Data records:
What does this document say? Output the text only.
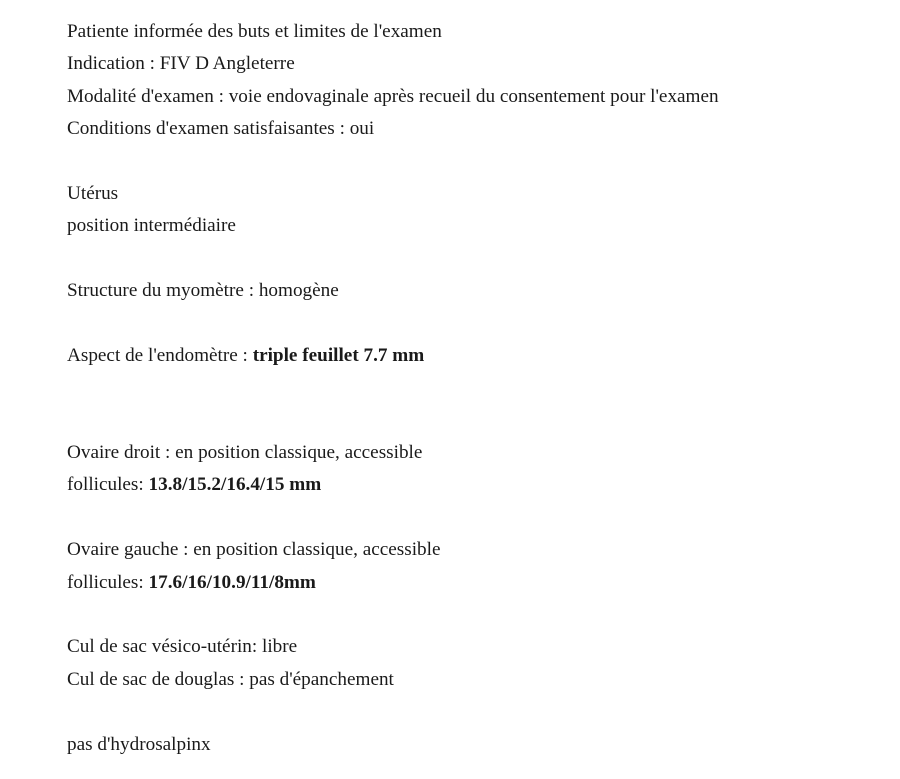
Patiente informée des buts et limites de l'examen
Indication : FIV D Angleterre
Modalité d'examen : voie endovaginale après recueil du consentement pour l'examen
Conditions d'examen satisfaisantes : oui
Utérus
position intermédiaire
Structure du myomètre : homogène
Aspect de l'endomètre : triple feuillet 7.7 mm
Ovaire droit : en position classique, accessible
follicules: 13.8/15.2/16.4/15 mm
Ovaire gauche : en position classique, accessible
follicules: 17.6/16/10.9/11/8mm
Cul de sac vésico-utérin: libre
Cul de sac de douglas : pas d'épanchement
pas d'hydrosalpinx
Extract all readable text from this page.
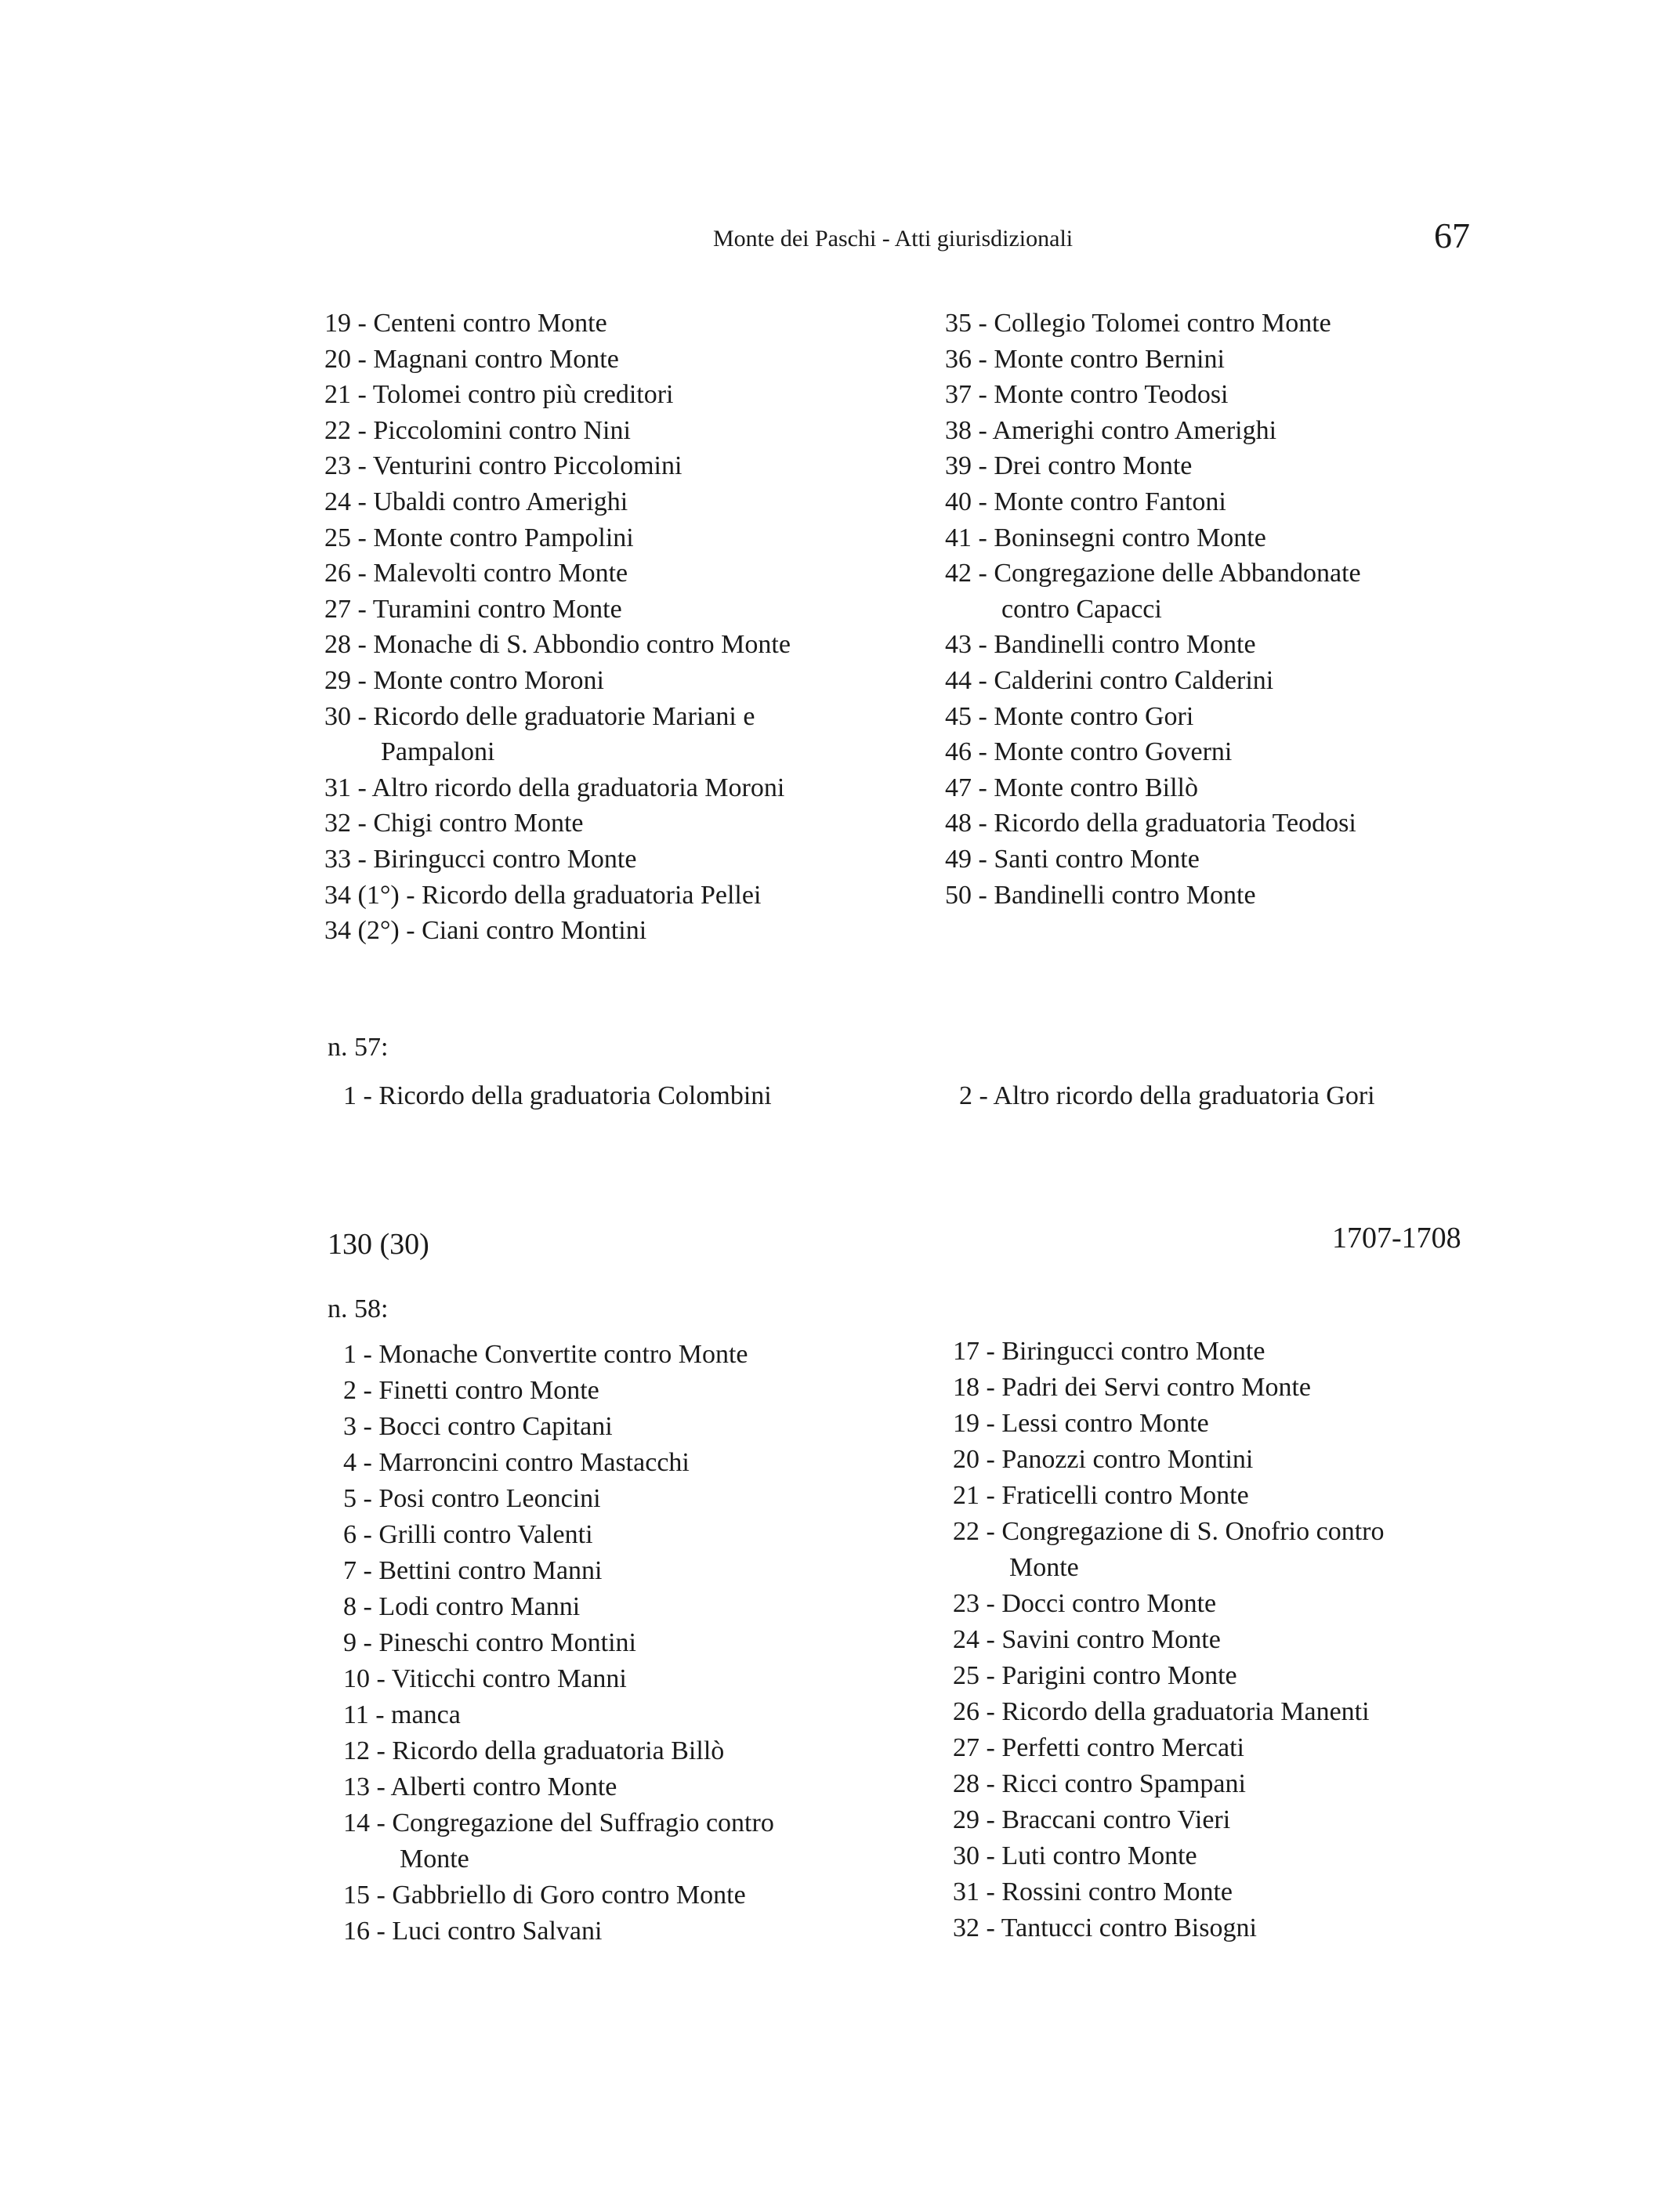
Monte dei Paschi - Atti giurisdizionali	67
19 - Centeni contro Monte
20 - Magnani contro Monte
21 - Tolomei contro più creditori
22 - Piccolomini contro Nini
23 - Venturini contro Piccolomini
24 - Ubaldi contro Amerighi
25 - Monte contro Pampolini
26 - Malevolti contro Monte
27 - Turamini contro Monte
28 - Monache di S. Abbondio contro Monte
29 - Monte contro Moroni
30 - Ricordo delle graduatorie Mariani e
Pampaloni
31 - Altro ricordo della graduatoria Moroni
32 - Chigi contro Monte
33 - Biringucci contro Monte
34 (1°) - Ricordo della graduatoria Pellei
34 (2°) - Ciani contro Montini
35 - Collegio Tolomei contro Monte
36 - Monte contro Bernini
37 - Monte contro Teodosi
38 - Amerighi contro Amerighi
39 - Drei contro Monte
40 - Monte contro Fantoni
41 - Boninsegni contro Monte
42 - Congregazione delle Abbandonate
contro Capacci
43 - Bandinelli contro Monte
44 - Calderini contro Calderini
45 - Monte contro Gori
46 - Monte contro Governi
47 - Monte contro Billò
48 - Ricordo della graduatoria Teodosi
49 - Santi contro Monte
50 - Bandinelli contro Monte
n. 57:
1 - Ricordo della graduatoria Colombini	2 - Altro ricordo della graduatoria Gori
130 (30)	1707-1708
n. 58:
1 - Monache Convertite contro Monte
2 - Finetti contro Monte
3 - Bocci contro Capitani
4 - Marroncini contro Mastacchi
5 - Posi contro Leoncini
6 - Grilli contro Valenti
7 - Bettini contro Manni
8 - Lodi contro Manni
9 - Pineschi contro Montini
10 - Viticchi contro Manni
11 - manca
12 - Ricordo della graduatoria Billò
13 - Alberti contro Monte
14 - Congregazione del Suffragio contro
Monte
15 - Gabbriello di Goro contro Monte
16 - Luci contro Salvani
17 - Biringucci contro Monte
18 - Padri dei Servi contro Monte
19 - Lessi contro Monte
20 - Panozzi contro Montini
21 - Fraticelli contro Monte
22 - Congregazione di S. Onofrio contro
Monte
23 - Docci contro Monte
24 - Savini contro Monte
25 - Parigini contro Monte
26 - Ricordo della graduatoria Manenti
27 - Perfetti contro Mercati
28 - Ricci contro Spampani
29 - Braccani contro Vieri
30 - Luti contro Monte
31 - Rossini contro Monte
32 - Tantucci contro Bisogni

What the exercise asks: Print all of the entries word for word. Omit the pictures they contain.

Answer for this exercise:
What does this document say? Output the text only.
Patiente informée des buts et limites de l'examen
Indication : FIV D Angleterre
Modalité d'examen : voie endovaginale après recueil du consentement pour l'examen
Conditions d'examen satisfaisantes : oui
Utérus
position intermédiaire
Structure du myomètre : homogène
Aspect de l'endomètre : triple feuillet 7.7 mm
Ovaire droit : en position classique, accessible
follicules: 13.8/15.2/16.4/15 mm
Ovaire gauche : en position classique, accessible
follicules: 17.6/16/10.9/11/8mm
Cul de sac vésico-utérin: libre
Cul de sac de douglas : pas d'épanchement
pas d'hydrosalpinx
Extract all readable text from this page.
Monte dei Paschi - Atti giurisdizionali	67
19 - Centeni contro Monte
20 - Magnani contro Monte
21 - Tolomei contro più creditori
22 - Piccolomini contro Nini
23 - Venturini contro Piccolomini
24 - Ubaldi contro Amerighi
25 - Monte contro Pampolini
26 - Malevolti contro Monte
27 - Turamini contro Monte
28 - Monache di S. Abbondio contro Monte
29 - Monte contro Moroni
30 - Ricordo delle graduatorie Mariani e
Pampaloni
31 - Altro ricordo della graduatoria Moroni
32 - Chigi contro Monte
33 - Biringucci contro Monte
34 (1°) - Ricordo della graduatoria Pellei
34 (2°) - Ciani contro Montini
35 - Collegio Tolomei contro Monte
36 - Monte contro Bernini
37 - Monte contro Teodosi
38 - Amerighi contro Amerighi
39 - Drei contro Monte
40 - Monte contro Fantoni
41 - Boninsegni contro Monte
42 - Congregazione delle Abbandonate
contro Capacci
43 - Bandinelli contro Monte
44 - Calderini contro Calderini
45 - Monte contro Gori
46 - Monte contro Governi
47 - Monte contro Billò
48 - Ricordo della graduatoria Teodosi
49 - Santi contro Monte
50 - Bandinelli contro Monte
n. 57:
1 - Ricordo della graduatoria Colombini	2 - Altro ricordo della graduatoria Gori
130 (30)	1707-1708
n. 58:
1 - Monache Convertite contro Monte
2 - Finetti contro Monte
3 - Bocci contro Capitani
4 - Marroncini contro Mastacchi
5 - Posi contro Leoncini
6 - Grilli contro Valenti
7 - Bettini contro Manni
8 - Lodi contro Manni
9 - Pineschi contro Montini
10 - Viticchi contro Manni
11 - manca
12 - Ricordo della graduatoria Billò
13 - Alberti contro Monte
14 - Congregazione del Suffragio contro
Monte
15 - Gabbriello di Goro contro Monte
16 - Luci contro Salvani
17 - Biringucci contro Monte
18 - Padri dei Servi contro Monte
19 - Lessi contro Monte
20 - Panozzi contro Montini
21 - Fraticelli contro Monte
22 - Congregazione di S. Onofrio contro
Monte
23 - Docci contro Monte
24 - Savini contro Monte
25 - Parigini contro Monte
26 - Ricordo della graduatoria Manenti
27 - Perfetti contro Mercati
28 - Ricci contro Spampani
29 - Braccani contro Vieri
30 - Luti contro Monte
31 - Rossini contro Monte
32 - Tantucci contro Bisogni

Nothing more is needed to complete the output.